— Raw records —

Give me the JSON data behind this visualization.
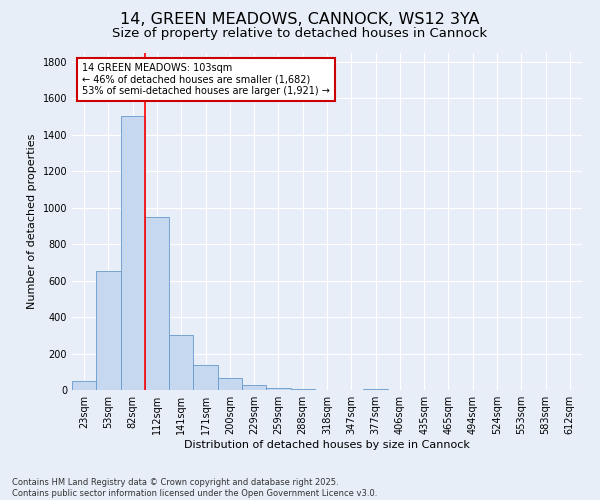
{
  "title": "14, GREEN MEADOWS, CANNOCK, WS12 3YA",
  "subtitle": "Size of property relative to detached houses in Cannock",
  "xlabel": "Distribution of detached houses by size in Cannock",
  "ylabel": "Number of detached properties",
  "bar_labels": [
    "23sqm",
    "53sqm",
    "82sqm",
    "112sqm",
    "141sqm",
    "171sqm",
    "200sqm",
    "229sqm",
    "259sqm",
    "288sqm",
    "318sqm",
    "347sqm",
    "377sqm",
    "406sqm",
    "435sqm",
    "465sqm",
    "494sqm",
    "524sqm",
    "553sqm",
    "583sqm",
    "612sqm"
  ],
  "bar_values": [
    50,
    650,
    1500,
    950,
    300,
    135,
    65,
    25,
    10,
    5,
    0,
    0,
    5,
    0,
    0,
    0,
    0,
    0,
    0,
    0,
    0
  ],
  "bar_color": "#c5d8f0",
  "bar_edge_color": "#6699cc",
  "ylim": [
    0,
    1850
  ],
  "yticks": [
    0,
    200,
    400,
    600,
    800,
    1000,
    1200,
    1400,
    1600,
    1800
  ],
  "red_line_x": 2.5,
  "annotation_text": "14 GREEN MEADOWS: 103sqm\n← 46% of detached houses are smaller (1,682)\n53% of semi-detached houses are larger (1,921) →",
  "annotation_box_color": "#ffffff",
  "annotation_box_edge": "#cc0000",
  "footer_line1": "Contains HM Land Registry data © Crown copyright and database right 2025.",
  "footer_line2": "Contains public sector information licensed under the Open Government Licence v3.0.",
  "bg_color": "#e8eef8",
  "grid_color": "#ffffff",
  "title_fontsize": 11.5,
  "subtitle_fontsize": 9.5,
  "axis_label_fontsize": 8,
  "tick_fontsize": 7,
  "footer_fontsize": 6,
  "annotation_fontsize": 7
}
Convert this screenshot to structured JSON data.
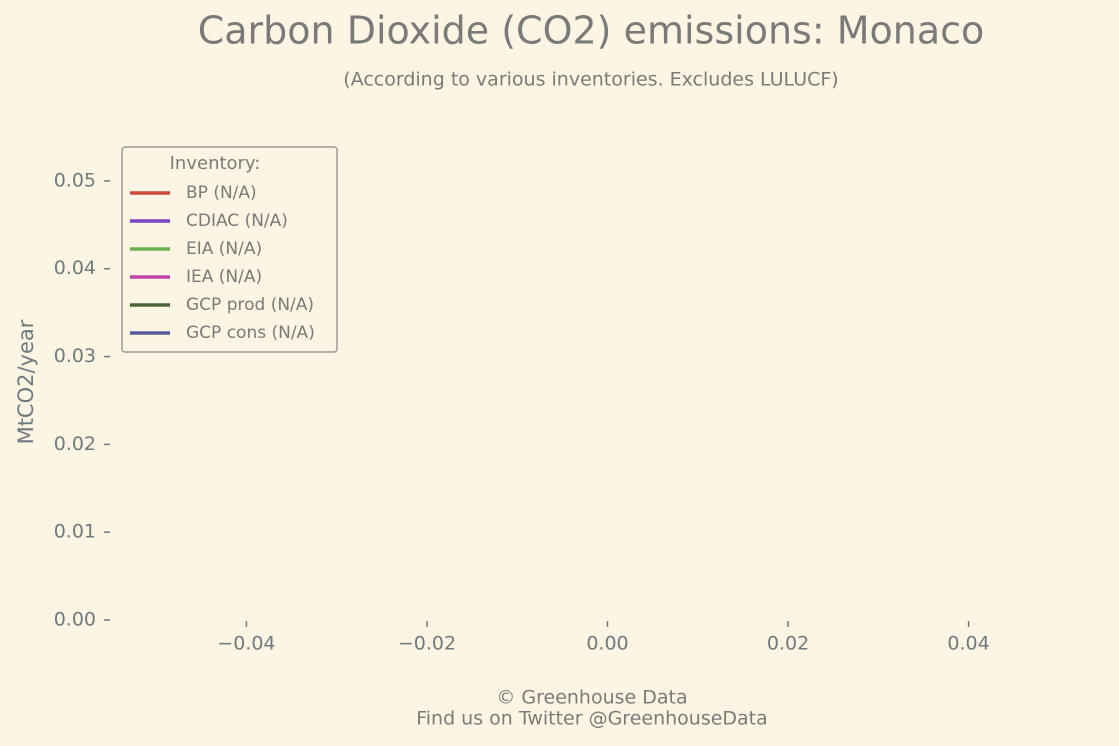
{
  "chart_data": {
    "type": "line",
    "title": "Carbon Dioxide (CO2) emissions: Monaco",
    "subtitle": "(According to various inventories. Excludes LULUCF)",
    "y_label": "MtCO2/year",
    "footer": [
      "© Greenhouse Data",
      "Find us on Twitter @GreenhouseData"
    ],
    "legend_title": "Inventory:",
    "legend_position": "upper left",
    "x": [],
    "series": [
      {
        "name": "BP (N/A)",
        "color": "#cc4b3c",
        "values": []
      },
      {
        "name": "CDIAC (N/A)",
        "color": "#7b44c8",
        "values": []
      },
      {
        "name": "EIA (N/A)",
        "color": "#6ab04c",
        "values": []
      },
      {
        "name": "IEA (N/A)",
        "color": "#c044a8",
        "values": []
      },
      {
        "name": "GCP prod (N/A)",
        "color": "#4a6338",
        "values": []
      },
      {
        "name": "GCP cons (N/A)",
        "color": "#555a9c",
        "values": []
      }
    ],
    "xlim": [
      -0.055,
      0.055
    ],
    "xticks": [
      {
        "value": -0.04,
        "label": "−0.04"
      },
      {
        "value": -0.02,
        "label": "−0.02"
      },
      {
        "value": 0,
        "label": "0.00"
      },
      0.02,
      0.04
    ],
    "ylim": [
      0,
      0.055
    ],
    "yticks": [
      {
        "value": 0,
        "label": "0.00"
      },
      0.01,
      0.02,
      0.03,
      0.04,
      0.05
    ],
    "grid": false
  }
}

— To do —
Where a line of the entries contains the word "houses", copy that line.

— Worked answer —
  "subtitle": "Size of property relative to detached houses in Cannock",
  "xlabel": "Distribution of detached houses by size in Cannock",
  "annotation_text": "14 GREEN MEADOWS: 103sqm\n← 46% of detached houses are smaller (1,682)\n53% of semi-detached houses are larger (1,921) →",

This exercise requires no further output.